_Exercise task_. Copy all lines in which the word "不提供紅利" can be found.

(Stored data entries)
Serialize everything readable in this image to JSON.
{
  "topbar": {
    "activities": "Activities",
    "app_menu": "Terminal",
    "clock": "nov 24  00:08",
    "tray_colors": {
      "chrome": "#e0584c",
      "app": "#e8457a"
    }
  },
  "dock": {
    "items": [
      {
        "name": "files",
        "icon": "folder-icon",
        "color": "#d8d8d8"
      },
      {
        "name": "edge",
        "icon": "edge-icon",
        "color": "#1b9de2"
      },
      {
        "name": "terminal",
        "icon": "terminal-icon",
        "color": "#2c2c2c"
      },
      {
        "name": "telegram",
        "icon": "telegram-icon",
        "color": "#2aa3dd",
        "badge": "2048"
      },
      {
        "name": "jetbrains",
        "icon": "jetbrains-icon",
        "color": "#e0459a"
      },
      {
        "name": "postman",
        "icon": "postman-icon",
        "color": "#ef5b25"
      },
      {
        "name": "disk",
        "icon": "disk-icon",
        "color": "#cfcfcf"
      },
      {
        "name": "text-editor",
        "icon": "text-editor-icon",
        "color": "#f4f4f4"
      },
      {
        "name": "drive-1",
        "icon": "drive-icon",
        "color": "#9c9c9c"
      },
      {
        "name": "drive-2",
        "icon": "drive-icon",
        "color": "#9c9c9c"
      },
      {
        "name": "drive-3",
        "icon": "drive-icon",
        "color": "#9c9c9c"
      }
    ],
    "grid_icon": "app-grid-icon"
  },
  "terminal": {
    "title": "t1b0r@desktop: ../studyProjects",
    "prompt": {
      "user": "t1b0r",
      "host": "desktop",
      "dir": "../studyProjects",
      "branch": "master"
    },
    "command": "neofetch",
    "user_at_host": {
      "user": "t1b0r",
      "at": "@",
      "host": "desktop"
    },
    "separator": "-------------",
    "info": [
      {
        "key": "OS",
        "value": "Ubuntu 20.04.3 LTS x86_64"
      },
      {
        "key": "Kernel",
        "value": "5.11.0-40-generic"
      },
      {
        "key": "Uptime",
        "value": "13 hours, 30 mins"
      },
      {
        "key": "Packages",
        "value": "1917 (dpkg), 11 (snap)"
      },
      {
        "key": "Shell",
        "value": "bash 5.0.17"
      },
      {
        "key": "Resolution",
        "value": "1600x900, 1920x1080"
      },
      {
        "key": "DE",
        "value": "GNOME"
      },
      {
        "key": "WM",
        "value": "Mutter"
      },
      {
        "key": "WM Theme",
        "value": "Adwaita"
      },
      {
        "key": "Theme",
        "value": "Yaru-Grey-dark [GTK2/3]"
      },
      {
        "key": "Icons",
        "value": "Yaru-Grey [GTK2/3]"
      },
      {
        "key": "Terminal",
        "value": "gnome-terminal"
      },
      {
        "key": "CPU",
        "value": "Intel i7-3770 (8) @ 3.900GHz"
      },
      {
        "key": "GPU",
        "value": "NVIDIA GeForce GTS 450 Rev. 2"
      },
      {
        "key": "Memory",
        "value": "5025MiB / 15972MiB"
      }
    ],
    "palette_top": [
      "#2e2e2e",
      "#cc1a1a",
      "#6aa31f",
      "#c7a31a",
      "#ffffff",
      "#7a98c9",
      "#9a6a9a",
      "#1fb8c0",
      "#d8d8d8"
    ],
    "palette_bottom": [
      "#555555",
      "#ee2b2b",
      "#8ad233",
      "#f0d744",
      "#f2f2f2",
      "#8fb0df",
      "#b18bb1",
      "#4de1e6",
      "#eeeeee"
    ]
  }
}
---
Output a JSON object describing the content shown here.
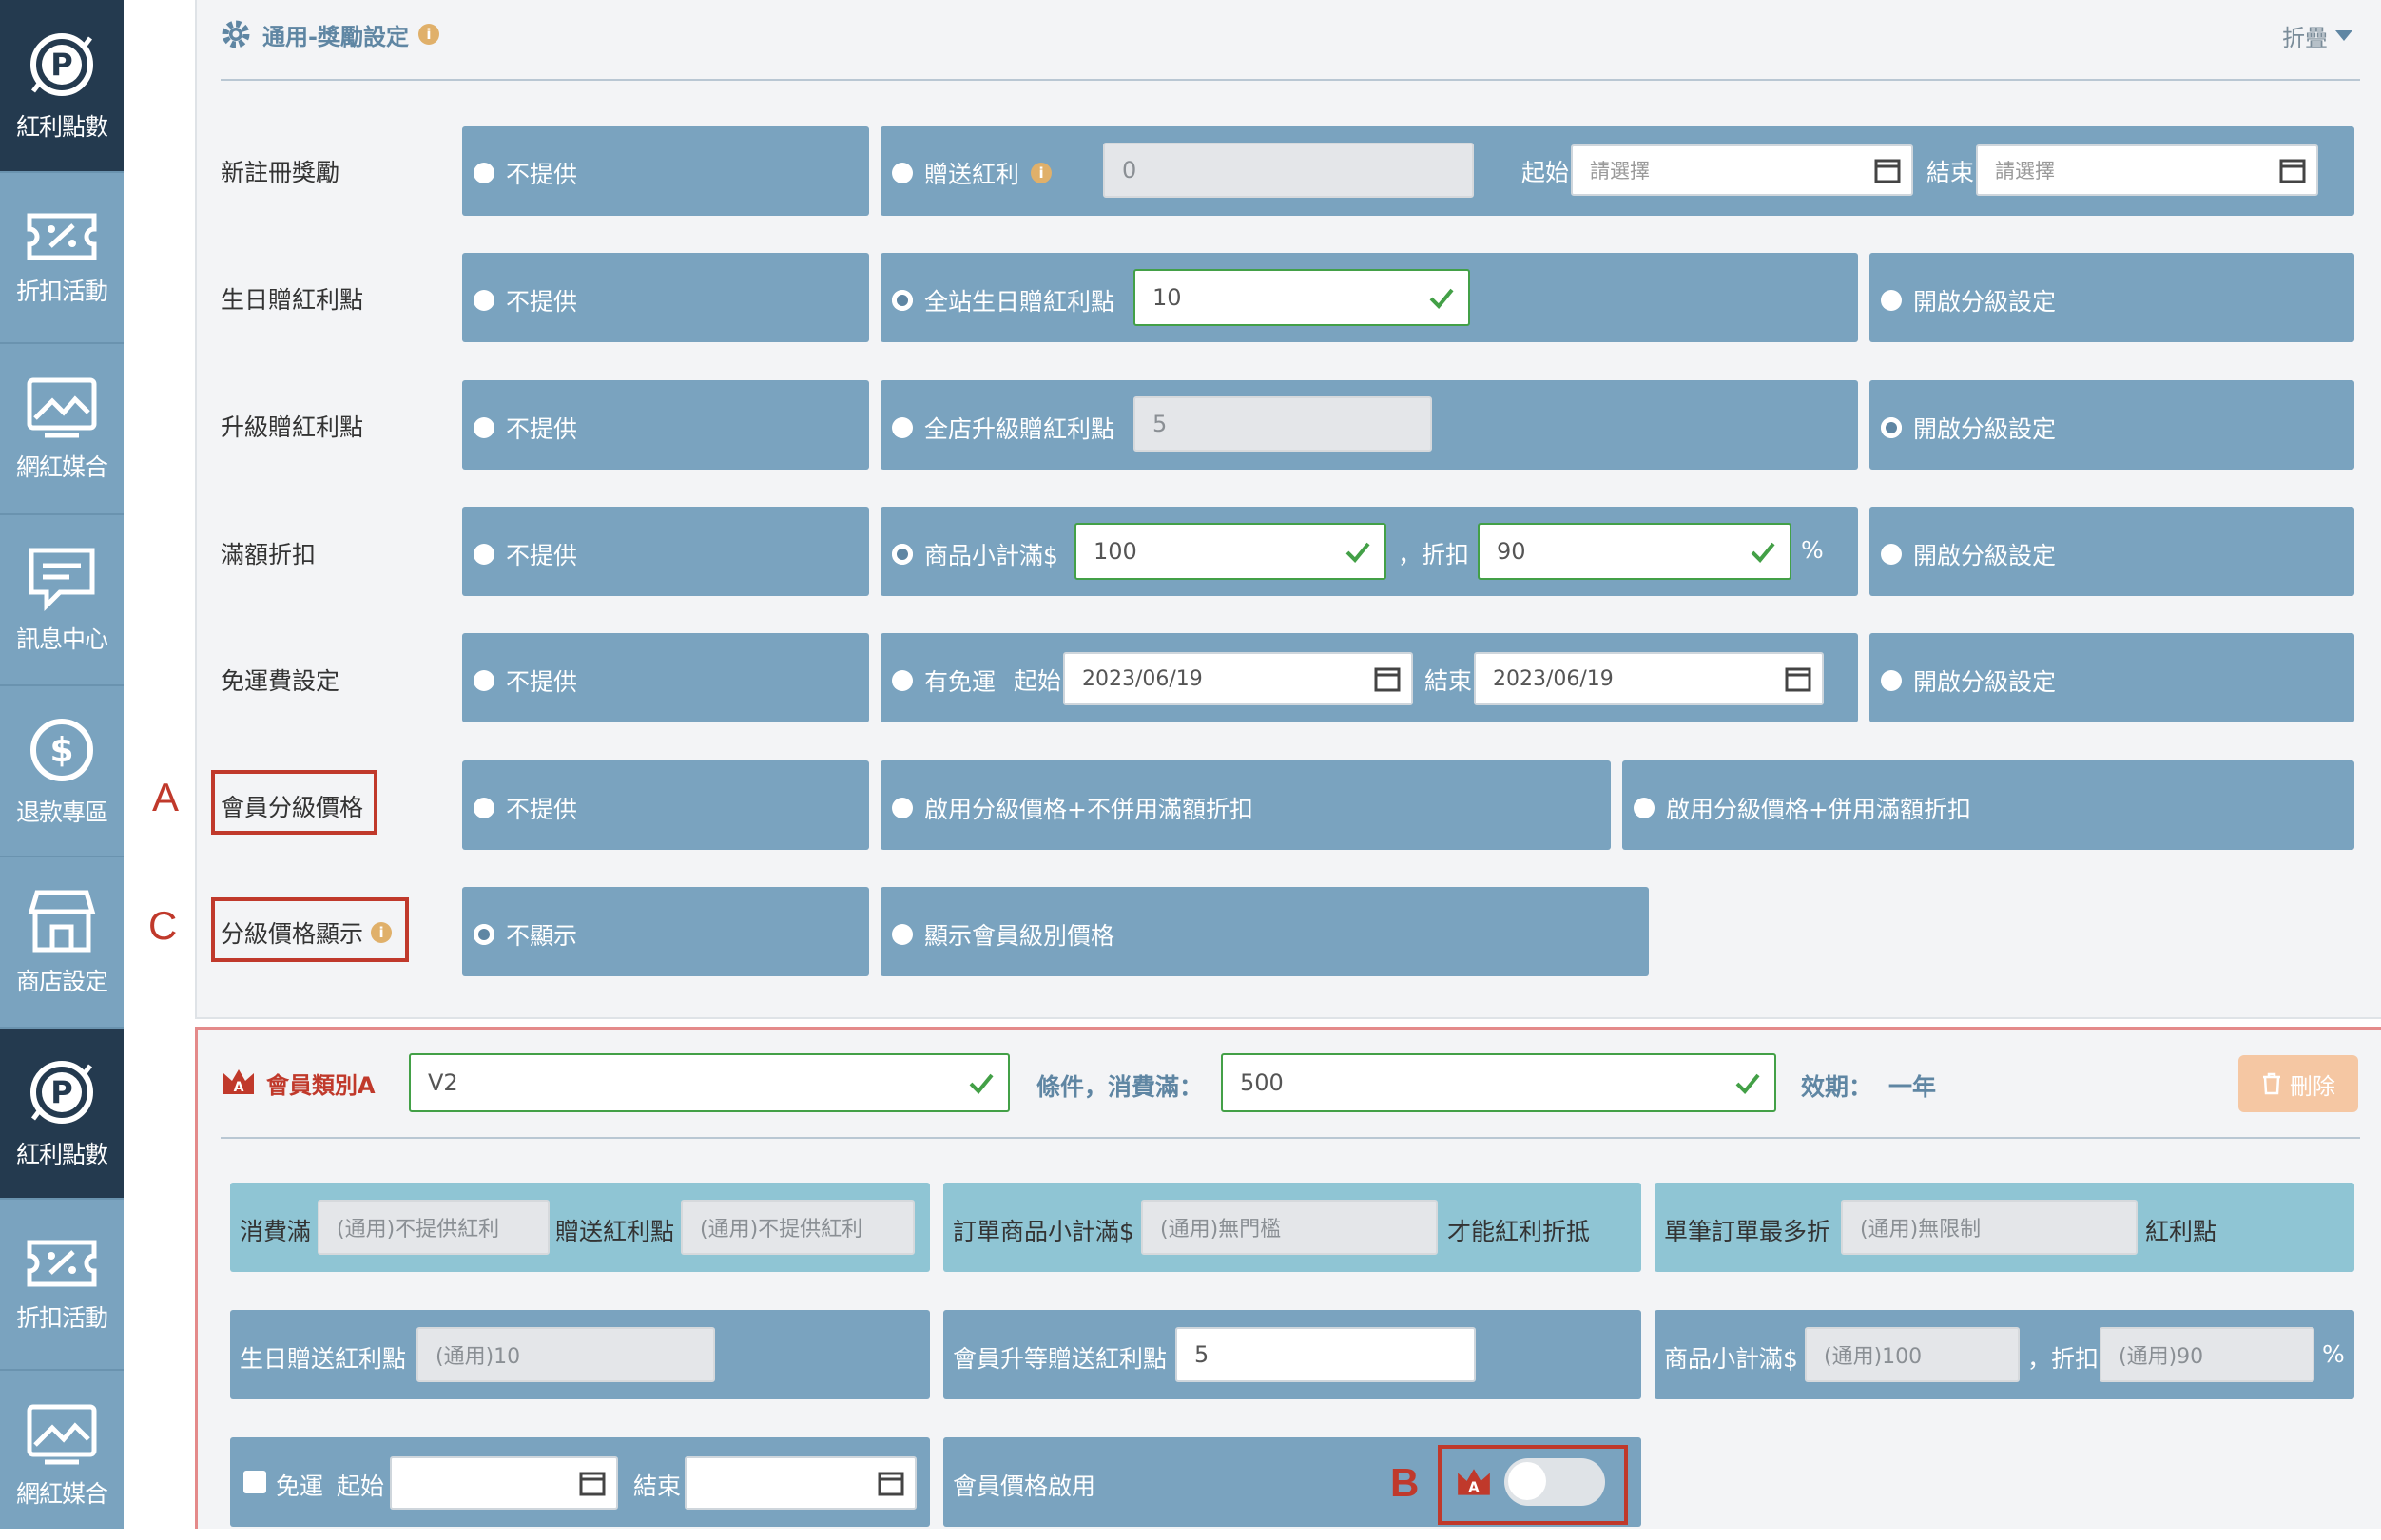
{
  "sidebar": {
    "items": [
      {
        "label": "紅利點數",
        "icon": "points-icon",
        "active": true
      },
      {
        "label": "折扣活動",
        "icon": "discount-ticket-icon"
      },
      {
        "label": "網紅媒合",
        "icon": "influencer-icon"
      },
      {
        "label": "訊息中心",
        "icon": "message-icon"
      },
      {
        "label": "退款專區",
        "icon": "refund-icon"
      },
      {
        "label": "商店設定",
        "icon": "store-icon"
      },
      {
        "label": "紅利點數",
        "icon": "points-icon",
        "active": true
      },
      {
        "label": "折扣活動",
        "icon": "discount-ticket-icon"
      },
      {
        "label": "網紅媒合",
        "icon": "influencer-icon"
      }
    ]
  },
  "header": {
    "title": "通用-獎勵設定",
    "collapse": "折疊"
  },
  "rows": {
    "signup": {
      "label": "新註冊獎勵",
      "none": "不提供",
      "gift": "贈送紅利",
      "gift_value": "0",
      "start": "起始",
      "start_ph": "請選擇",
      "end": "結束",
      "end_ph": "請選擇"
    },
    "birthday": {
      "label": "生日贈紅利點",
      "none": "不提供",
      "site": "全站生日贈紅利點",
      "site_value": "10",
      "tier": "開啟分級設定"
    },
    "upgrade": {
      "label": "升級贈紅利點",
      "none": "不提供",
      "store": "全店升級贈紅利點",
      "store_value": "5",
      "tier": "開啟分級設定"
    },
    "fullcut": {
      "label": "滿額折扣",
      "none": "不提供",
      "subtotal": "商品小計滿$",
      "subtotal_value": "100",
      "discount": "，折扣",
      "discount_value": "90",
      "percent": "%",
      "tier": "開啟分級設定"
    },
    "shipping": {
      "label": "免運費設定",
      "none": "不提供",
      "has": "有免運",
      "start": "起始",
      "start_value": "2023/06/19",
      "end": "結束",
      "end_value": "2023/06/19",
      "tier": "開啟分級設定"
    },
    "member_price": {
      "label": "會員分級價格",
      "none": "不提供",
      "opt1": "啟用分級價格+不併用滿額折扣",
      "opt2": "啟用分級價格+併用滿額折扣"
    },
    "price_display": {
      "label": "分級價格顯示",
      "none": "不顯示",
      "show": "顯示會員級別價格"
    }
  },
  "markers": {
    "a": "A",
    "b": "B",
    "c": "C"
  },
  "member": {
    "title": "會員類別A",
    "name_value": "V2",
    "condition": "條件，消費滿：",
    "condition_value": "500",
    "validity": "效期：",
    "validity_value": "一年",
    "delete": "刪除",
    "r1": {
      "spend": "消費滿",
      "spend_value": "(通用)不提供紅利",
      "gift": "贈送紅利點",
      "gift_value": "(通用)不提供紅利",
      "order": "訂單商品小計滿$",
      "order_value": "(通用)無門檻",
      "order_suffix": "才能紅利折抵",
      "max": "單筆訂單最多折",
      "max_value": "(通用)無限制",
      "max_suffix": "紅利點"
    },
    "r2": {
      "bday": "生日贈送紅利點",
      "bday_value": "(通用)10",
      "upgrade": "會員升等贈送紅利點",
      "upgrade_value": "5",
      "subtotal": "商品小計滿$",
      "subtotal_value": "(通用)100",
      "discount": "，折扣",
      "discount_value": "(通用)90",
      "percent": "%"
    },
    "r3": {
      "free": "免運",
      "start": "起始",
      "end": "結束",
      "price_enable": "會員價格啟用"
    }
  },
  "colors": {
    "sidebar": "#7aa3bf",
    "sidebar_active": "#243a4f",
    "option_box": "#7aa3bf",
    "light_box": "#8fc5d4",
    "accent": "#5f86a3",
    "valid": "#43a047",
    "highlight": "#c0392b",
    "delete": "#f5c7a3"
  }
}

_Worked solution_.
      "spend_value": "(通用)不提供紅利",
      "gift_value": "(通用)不提供紅利",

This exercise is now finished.